[START OF Extract provided]

Agoha

= Agoha =

Nigerian songwriter

John Agoha, popularly known as Agoha, is a Nigerian songwriter, singer, and model from Imo State, Nigeria.

== Childhood and early career ==

Agoha started singing in the church choir while in Benin City at the age of ten. He studied International Relations and Diplomacy at the University of Benin (Uniben) and graduated in 2010. Four years before that, he participated in Star Quest, a music competition that produced the likes of KayCee and Asa, and emerged, alongside his group, a first runner up at the competition. He also emerged the runner-up at Music Jamboree, a South African Music Competition in 2007.

== Secular Music Career ==
Agoha, hit the limelight in 2010 after releasing his hit song, "Omalicha", which was followed by "Selense" and "Chokomilo", which featured popular Nigerian artiste Dammy Krane and directed by Award Winning Director Mattmax.

[END OF Extract provided]

* Directives
**1.** Do the following statements agree with the Agoha profile? Answer yes or no for each, quoting the words of the profile that decide it. (a) Agoha began singing in a church choir in Benin City at the age of ten. (b) Agoha studied Mass Communication at the University of Benin. (c) Agoha was runner-up at Music Jamboree, a South African music competition, in 2007.
**2.** Retype the stretch of the Agoha profile from "John Agoha, popularly" through "Winning Director Mattmax.".

[START OF Stored data]

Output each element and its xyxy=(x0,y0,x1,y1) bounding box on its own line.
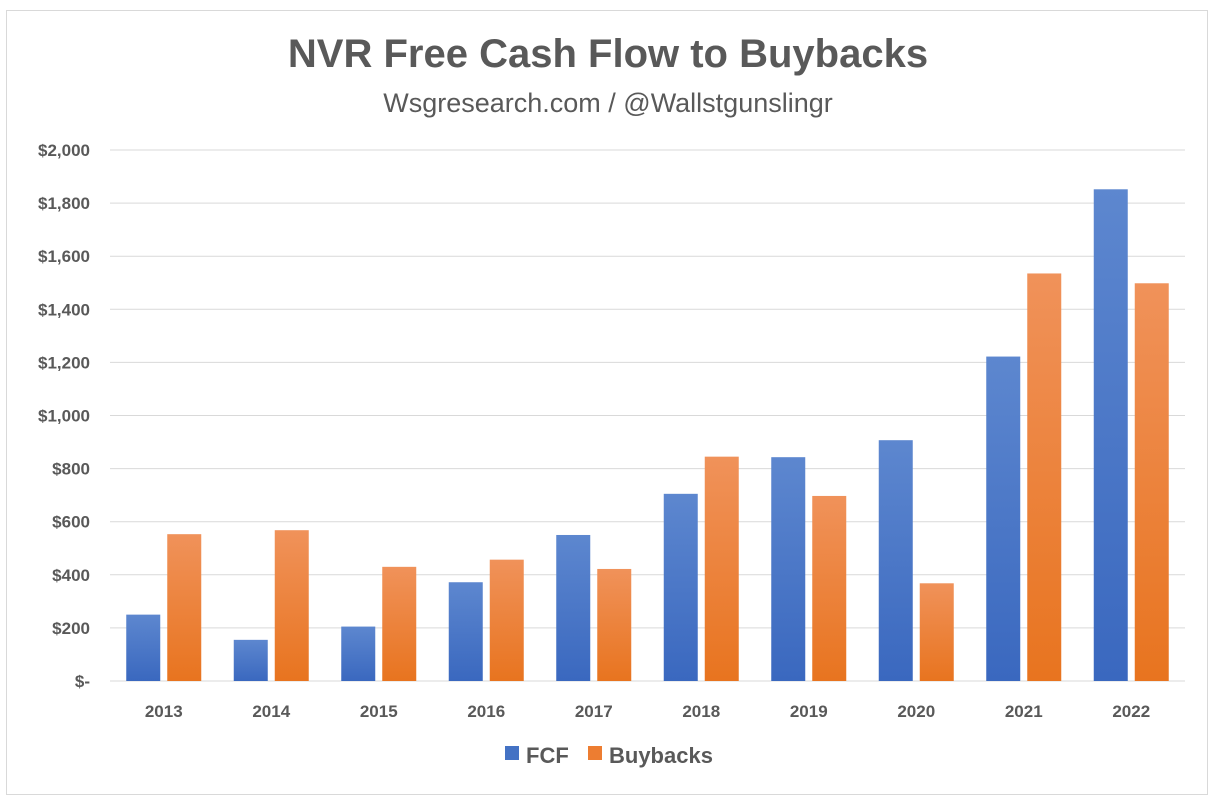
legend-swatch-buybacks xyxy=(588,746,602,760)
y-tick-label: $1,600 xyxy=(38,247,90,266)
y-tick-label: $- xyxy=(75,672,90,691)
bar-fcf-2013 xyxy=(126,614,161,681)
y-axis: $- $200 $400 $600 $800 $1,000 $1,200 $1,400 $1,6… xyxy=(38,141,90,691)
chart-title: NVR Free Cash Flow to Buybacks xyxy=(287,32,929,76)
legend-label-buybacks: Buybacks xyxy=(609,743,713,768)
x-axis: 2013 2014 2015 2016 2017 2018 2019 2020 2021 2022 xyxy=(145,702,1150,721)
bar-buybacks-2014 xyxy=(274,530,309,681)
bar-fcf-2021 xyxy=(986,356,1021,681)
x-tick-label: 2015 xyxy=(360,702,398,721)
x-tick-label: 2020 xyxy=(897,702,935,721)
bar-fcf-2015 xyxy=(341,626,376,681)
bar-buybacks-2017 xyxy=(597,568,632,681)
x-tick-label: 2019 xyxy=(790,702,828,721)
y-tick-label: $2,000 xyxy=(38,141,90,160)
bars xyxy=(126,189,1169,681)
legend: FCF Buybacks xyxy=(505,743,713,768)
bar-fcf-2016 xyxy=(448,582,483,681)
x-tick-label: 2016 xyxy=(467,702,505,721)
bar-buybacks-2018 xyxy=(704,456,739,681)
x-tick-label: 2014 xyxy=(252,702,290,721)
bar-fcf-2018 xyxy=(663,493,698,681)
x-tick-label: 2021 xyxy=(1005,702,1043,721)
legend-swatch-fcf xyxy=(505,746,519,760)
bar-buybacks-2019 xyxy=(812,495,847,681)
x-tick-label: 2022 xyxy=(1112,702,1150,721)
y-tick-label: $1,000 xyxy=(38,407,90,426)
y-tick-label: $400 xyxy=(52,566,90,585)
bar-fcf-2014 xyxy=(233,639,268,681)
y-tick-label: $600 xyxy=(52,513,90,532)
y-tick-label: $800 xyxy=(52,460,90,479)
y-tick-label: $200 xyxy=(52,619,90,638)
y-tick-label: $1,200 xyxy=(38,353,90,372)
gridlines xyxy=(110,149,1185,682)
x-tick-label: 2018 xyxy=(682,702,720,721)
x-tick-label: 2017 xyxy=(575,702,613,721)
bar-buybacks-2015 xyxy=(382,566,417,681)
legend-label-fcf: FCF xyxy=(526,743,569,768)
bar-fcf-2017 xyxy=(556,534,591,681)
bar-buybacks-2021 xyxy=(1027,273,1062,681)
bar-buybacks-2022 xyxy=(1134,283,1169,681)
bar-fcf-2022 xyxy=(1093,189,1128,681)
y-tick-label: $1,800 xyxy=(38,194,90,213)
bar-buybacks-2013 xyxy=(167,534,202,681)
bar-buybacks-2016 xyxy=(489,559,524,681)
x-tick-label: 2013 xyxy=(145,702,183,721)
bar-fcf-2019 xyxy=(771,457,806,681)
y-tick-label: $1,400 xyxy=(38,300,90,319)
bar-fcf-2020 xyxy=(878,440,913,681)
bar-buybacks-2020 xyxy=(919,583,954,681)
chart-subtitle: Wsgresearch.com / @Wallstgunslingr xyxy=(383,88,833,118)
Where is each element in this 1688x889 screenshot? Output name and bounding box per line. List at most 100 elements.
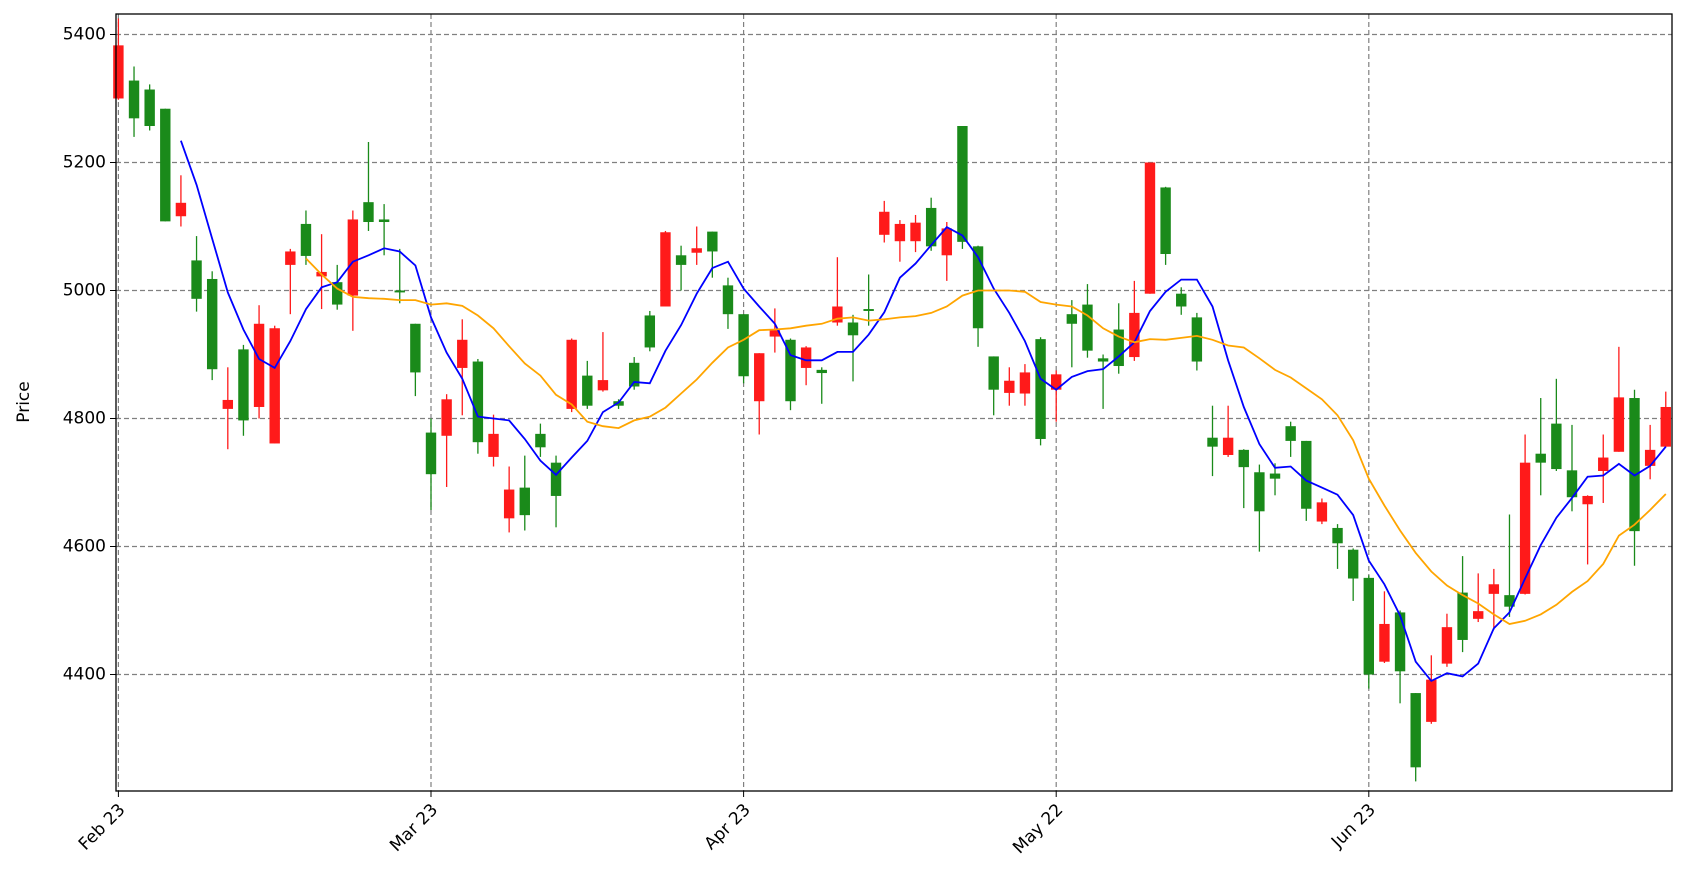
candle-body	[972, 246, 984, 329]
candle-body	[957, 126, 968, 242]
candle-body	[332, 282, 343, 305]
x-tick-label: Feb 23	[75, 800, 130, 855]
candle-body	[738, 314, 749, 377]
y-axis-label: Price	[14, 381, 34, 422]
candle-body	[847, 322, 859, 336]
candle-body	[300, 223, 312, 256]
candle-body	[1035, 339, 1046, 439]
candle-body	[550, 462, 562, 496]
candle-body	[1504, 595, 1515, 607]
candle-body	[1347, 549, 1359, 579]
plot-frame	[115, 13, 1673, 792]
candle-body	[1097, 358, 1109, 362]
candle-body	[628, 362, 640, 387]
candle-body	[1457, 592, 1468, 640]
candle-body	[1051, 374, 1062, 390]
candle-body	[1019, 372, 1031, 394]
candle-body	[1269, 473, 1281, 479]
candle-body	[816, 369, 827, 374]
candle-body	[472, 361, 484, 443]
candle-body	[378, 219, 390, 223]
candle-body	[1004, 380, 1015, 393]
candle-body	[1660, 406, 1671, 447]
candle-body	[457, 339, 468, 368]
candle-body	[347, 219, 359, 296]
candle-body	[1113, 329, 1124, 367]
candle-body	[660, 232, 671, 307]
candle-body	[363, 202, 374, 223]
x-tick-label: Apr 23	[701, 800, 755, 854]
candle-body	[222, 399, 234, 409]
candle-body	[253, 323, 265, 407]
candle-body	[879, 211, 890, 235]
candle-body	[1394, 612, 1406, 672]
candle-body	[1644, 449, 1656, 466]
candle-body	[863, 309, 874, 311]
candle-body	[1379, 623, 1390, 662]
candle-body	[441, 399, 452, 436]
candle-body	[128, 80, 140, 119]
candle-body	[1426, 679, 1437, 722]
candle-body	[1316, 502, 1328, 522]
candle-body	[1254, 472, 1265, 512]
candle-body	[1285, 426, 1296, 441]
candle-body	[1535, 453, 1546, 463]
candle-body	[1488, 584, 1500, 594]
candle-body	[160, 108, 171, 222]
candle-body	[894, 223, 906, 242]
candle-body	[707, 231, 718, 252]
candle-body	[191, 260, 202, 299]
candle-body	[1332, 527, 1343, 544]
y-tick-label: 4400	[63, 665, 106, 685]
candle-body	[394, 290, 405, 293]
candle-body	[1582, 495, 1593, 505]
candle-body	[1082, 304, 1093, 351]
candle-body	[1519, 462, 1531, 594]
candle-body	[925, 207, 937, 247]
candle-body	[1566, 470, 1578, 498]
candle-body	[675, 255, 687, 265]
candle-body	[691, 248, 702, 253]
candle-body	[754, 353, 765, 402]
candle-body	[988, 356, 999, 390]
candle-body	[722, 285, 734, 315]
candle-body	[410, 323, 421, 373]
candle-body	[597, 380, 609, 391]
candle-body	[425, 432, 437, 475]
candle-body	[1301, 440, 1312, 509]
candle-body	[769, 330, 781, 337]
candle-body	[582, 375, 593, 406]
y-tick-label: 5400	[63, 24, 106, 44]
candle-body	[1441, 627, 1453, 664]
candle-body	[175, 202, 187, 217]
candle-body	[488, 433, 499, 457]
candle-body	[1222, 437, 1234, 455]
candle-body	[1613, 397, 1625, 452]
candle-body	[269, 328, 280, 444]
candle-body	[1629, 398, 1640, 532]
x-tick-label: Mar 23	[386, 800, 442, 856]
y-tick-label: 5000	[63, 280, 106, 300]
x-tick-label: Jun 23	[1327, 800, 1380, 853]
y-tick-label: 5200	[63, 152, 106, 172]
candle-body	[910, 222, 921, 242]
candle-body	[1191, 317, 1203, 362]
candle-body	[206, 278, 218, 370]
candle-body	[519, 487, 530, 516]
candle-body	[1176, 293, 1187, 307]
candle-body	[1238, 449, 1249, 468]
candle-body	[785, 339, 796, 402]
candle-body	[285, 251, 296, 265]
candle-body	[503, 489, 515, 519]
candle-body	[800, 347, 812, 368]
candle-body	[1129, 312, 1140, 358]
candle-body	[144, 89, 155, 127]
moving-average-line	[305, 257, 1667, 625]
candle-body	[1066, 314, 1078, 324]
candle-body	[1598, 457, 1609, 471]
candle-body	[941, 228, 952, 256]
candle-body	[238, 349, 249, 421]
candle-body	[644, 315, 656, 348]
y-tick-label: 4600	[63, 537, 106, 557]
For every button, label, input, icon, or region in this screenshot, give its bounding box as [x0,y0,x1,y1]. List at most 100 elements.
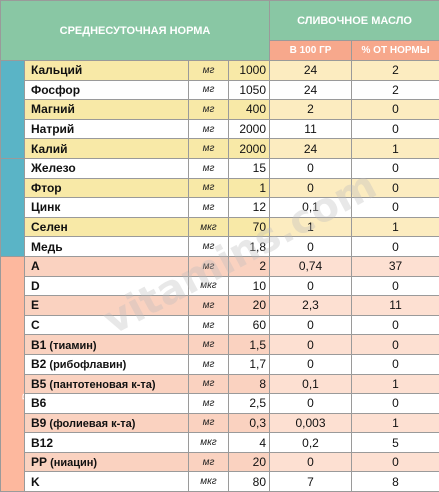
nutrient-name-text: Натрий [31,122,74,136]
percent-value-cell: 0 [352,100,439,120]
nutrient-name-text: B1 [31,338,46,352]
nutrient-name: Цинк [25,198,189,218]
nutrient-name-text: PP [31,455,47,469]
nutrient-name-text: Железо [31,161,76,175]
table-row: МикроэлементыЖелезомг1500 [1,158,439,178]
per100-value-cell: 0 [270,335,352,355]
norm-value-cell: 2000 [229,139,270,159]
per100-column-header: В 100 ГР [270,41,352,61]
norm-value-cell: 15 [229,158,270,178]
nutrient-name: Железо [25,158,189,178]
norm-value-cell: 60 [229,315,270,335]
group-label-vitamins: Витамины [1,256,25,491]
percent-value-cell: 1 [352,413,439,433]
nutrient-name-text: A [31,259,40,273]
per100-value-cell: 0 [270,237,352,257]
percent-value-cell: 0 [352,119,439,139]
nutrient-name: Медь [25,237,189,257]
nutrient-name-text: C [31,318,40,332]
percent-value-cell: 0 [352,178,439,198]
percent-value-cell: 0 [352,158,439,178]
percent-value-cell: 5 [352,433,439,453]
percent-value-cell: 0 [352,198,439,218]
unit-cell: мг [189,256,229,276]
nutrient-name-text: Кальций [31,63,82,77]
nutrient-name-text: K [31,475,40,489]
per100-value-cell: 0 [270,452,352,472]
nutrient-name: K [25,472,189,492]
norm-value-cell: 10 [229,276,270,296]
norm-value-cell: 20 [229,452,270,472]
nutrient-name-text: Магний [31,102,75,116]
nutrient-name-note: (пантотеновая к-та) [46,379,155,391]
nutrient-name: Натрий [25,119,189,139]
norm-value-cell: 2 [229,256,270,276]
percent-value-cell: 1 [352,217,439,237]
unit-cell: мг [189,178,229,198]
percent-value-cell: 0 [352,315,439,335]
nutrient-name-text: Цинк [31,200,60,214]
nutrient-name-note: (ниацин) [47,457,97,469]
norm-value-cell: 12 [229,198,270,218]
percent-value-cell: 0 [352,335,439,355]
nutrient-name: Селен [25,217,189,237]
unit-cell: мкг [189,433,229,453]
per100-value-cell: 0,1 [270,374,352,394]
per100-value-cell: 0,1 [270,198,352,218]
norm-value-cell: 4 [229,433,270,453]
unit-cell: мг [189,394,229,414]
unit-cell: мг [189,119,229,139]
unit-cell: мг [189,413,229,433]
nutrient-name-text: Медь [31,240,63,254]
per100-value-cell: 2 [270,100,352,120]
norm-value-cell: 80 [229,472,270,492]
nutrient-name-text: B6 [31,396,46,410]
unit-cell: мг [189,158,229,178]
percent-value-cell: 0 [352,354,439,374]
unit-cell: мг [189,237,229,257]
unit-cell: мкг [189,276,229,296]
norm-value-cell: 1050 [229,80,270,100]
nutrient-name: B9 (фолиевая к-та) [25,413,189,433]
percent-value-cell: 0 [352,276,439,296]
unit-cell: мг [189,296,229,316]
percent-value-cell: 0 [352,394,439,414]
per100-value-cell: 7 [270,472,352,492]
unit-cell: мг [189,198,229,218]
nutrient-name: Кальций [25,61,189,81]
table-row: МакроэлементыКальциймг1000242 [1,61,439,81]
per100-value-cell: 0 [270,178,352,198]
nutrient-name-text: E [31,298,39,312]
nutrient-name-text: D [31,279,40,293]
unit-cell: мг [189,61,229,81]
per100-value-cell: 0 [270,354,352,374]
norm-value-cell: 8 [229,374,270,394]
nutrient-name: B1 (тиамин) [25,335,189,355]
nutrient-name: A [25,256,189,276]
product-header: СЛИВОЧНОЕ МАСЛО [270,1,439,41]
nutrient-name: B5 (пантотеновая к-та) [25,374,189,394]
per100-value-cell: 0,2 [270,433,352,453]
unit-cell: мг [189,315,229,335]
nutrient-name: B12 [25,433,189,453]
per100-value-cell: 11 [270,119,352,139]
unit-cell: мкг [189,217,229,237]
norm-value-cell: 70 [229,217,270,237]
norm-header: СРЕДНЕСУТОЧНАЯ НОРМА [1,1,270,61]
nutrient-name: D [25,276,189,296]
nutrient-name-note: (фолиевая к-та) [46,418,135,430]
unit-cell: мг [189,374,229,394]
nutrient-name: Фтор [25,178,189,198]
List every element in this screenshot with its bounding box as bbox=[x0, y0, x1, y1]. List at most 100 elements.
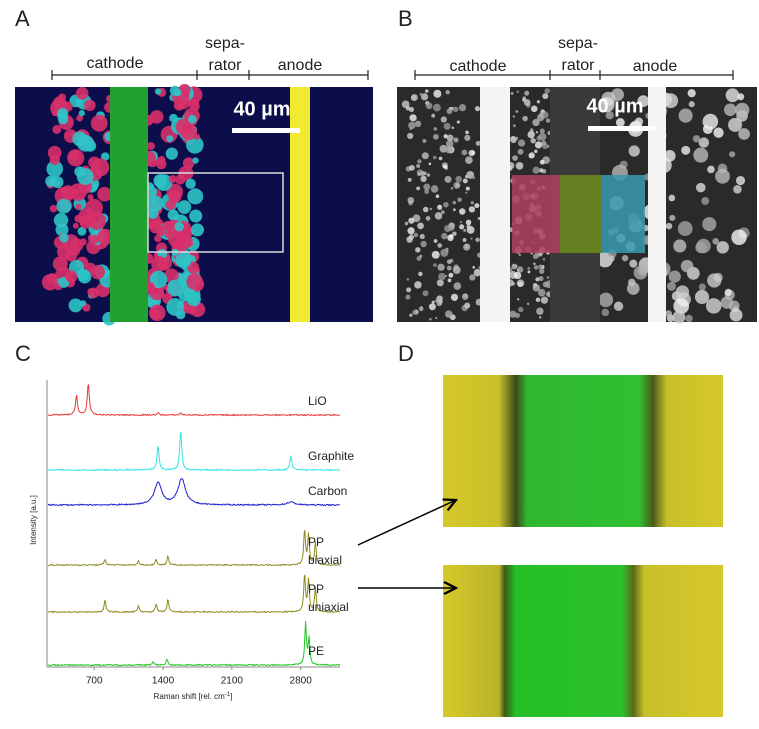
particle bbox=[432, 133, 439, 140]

[END OF Stored data]

* In response
**1.**
(a) Yes: "Agoha started singing in the church choir while in Benin City at the age of ten."
(b) No: "He studied International Relations and Diplomacy at the University of Benin (Uniben)"
(c) Yes: "He also emerged the runner-up at Music Jamboree, a South African Music Competition in 2007."

**2.**
John Agoha, popularly known as Agoha, is a Nigerian songwriter, singer, and model from Imo State, Nigeria.

== Childhood and early career ==

Agoha started singing in the church choir while in Benin City at the age of ten. He studied International Relations and Diplomacy at the University of Benin (Uniben) and graduated in 2010. Four years before that, he participated in Star Quest, a music competition that produced the likes of KayCee and Asa, and emerged, alongside his group, a first runner up at the competition. He also emerged the runner-up at Music Jamboree, a South African Music Competition in 2007.

== Secular Music Career ==
Agoha, hit the limelight in 2010 after releasing his hit song, "Omalicha", which was followed by "Selense" and "Chokomilo", which featured popular Nigerian artiste Dammy Krane and directed by Award Winning Director Mattmax.